Annotated listings of elements:
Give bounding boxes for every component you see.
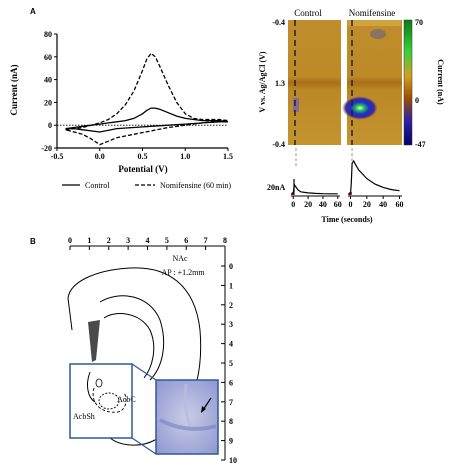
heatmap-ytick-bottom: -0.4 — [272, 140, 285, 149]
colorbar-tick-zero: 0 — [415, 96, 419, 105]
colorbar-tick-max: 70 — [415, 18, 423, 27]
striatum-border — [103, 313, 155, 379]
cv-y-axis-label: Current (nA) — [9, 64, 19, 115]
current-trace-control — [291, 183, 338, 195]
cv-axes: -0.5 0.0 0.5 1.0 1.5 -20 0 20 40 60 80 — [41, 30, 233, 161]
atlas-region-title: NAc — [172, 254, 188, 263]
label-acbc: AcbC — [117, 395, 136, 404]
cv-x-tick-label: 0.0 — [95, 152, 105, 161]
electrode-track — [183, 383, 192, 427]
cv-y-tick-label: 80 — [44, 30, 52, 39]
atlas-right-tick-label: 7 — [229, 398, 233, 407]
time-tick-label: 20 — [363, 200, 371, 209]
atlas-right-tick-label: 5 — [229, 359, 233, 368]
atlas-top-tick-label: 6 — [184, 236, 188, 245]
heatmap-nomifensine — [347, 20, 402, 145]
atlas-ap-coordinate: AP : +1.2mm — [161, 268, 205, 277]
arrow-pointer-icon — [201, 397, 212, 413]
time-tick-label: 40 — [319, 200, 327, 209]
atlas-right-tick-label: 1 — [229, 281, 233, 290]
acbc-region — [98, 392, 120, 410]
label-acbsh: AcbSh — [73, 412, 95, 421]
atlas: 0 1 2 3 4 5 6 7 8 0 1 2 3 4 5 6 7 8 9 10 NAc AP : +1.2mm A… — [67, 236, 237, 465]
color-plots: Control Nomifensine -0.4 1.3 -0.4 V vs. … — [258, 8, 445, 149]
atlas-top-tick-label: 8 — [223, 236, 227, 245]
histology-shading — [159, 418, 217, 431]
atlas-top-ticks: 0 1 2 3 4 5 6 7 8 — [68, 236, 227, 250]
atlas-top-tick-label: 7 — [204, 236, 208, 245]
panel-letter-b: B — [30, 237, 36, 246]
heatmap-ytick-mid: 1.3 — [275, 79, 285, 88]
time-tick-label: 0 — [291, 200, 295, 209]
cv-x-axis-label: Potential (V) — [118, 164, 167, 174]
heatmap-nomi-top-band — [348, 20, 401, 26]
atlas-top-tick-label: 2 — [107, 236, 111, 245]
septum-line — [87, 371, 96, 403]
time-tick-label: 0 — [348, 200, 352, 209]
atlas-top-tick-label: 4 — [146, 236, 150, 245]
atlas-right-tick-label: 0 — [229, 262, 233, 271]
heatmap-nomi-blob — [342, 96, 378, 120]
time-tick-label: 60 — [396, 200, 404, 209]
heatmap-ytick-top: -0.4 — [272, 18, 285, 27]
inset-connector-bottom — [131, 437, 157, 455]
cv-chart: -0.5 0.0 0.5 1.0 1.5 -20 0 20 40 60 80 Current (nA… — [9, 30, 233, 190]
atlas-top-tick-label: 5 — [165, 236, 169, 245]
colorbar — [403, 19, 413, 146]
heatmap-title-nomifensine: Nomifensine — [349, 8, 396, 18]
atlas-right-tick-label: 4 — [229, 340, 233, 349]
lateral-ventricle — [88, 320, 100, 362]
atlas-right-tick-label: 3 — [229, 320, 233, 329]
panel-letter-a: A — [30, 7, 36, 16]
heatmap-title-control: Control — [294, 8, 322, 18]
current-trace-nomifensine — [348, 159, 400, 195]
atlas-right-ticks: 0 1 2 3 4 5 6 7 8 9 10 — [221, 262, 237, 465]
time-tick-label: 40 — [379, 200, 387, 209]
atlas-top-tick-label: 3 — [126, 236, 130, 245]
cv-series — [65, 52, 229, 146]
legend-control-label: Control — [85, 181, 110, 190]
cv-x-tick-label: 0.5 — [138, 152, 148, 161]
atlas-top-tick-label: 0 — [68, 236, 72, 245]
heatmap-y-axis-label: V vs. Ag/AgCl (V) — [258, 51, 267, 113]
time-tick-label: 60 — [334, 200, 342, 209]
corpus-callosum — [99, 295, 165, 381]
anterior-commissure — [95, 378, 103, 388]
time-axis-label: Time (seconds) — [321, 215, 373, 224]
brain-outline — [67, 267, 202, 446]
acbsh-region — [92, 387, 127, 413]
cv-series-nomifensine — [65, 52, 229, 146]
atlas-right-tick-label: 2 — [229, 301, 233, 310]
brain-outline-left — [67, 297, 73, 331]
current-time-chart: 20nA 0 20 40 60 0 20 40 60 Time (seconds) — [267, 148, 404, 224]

▸ Task to carry out
Copy every line of each item above word for word, leaving out the picture placeholders.

▸ Solution to this exercise
Give bounding boxes for every component you see.
heatmap-ytick-bottom: -0.4 — [272, 140, 285, 149]
colorbar-tick-zero: 0 — [415, 96, 419, 105]
colorbar-tick-max: 70 — [415, 18, 423, 27]
striatum-border — [103, 313, 155, 379]
cv-y-axis-label: Current (nA) — [9, 64, 19, 115]
current-trace-control — [291, 183, 338, 195]
cv-axes: -0.5 0.0 0.5 1.0 1.5 -20 0 20 40 60 80 — [41, 30, 233, 161]
atlas-region-title: NAc — [172, 254, 188, 263]
label-acbc: AcbC — [117, 395, 136, 404]
cv-x-tick-label: 0.0 — [95, 152, 105, 161]
electrode-track — [183, 383, 192, 427]
cv-y-tick-label: 80 — [44, 30, 52, 39]
atlas-right-tick-label: 7 — [229, 398, 233, 407]
time-tick-label: 20 — [363, 200, 371, 209]
atlas-right-tick-label: 5 — [229, 359, 233, 368]
atlas-top-tick-label: 6 — [184, 236, 188, 245]
heatmap-nomifensine — [347, 20, 402, 145]
atlas-ap-coordinate: AP : +1.2mm — [161, 268, 205, 277]
arrow-pointer-icon — [201, 397, 212, 413]
time-tick-label: 40 — [319, 200, 327, 209]
atlas-right-tick-label: 1 — [229, 281, 233, 290]
acbc-region — [98, 392, 120, 410]
label-acbsh: AcbSh — [73, 412, 95, 421]
atlas: 0 1 2 3 4 5 6 7 8 0 1 2 3 4 5 6 7 8 9 10 NAc AP : +1.2mm A… — [67, 236, 237, 465]
color-plots: Control Nomifensine -0.4 1.3 -0.4 V vs. … — [258, 8, 445, 149]
atlas-top-tick-label: 8 — [223, 236, 227, 245]
histology-shading — [159, 418, 217, 431]
atlas-top-ticks: 0 1 2 3 4 5 6 7 8 — [68, 236, 227, 250]
atlas-top-tick-label: 7 — [204, 236, 208, 245]
panel-letter-b: B — [30, 237, 36, 246]
heatmap-ytick-mid: 1.3 — [275, 79, 285, 88]
time-tick-label: 0 — [291, 200, 295, 209]
cv-x-axis-label: Potential (V) — [118, 164, 167, 174]
heatmap-nomi-top-band — [348, 20, 401, 26]
atlas-top-tick-label: 2 — [107, 236, 111, 245]
septum-line — [87, 371, 96, 403]
time-tick-label: 0 — [348, 200, 352, 209]
atlas-top-tick-label: 4 — [146, 236, 150, 245]
atlas-right-tick-label: 0 — [229, 262, 233, 271]
heatmap-nomi-blob — [342, 96, 378, 120]
time-tick-label: 60 — [396, 200, 404, 209]
heatmap-ytick-top: -0.4 — [272, 18, 285, 27]
inset-connector-bottom — [131, 437, 157, 455]
cv-chart: -0.5 0.0 0.5 1.0 1.5 -20 0 20 40 60 80 Current (nA… — [9, 30, 233, 190]
atlas-top-tick-label: 5 — [165, 236, 169, 245]
colorbar — [403, 19, 413, 146]
heatmap-title-nomifensine: Nomifensine — [349, 8, 396, 18]
atlas-right-tick-label: 4 — [229, 340, 233, 349]
lateral-ventricle — [88, 320, 100, 362]
atlas-right-tick-label: 3 — [229, 320, 233, 329]
panel-letter-a: A — [30, 7, 36, 16]
heatmap-title-control: Control — [294, 8, 322, 18]
current-trace-nomifensine — [348, 159, 400, 195]
atlas-right-ticks: 0 1 2 3 4 5 6 7 8 9 10 — [221, 262, 237, 465]
time-tick-label: 40 — [379, 200, 387, 209]
atlas-top-tick-label: 3 — [126, 236, 130, 245]
cv-series — [65, 52, 229, 146]
legend-control-label: Control — [85, 181, 110, 190]
cv-x-tick-label: 0.5 — [138, 152, 148, 161]
atlas-top-tick-label: 0 — [68, 236, 72, 245]
heatmap-y-axis-label: V vs. Ag/AgCl (V) — [258, 51, 267, 113]
time-tick-label: 60 — [334, 200, 342, 209]
corpus-callosum — [99, 295, 165, 381]
anterior-commissure — [95, 378, 103, 388]
time-axis-label: Time (seconds) — [321, 215, 373, 224]
brain-outline — [67, 267, 202, 446]
acbsh-region — [92, 387, 127, 413]
cv-series-nomifensine — [65, 52, 229, 146]
atlas-right-tick-label: 2 — [229, 301, 233, 310]
brain-outline-left — [67, 297, 73, 331]
current-time-chart: 20nA 0 20 40 60 0 20 40 60 Time (seconds) — [267, 148, 404, 224]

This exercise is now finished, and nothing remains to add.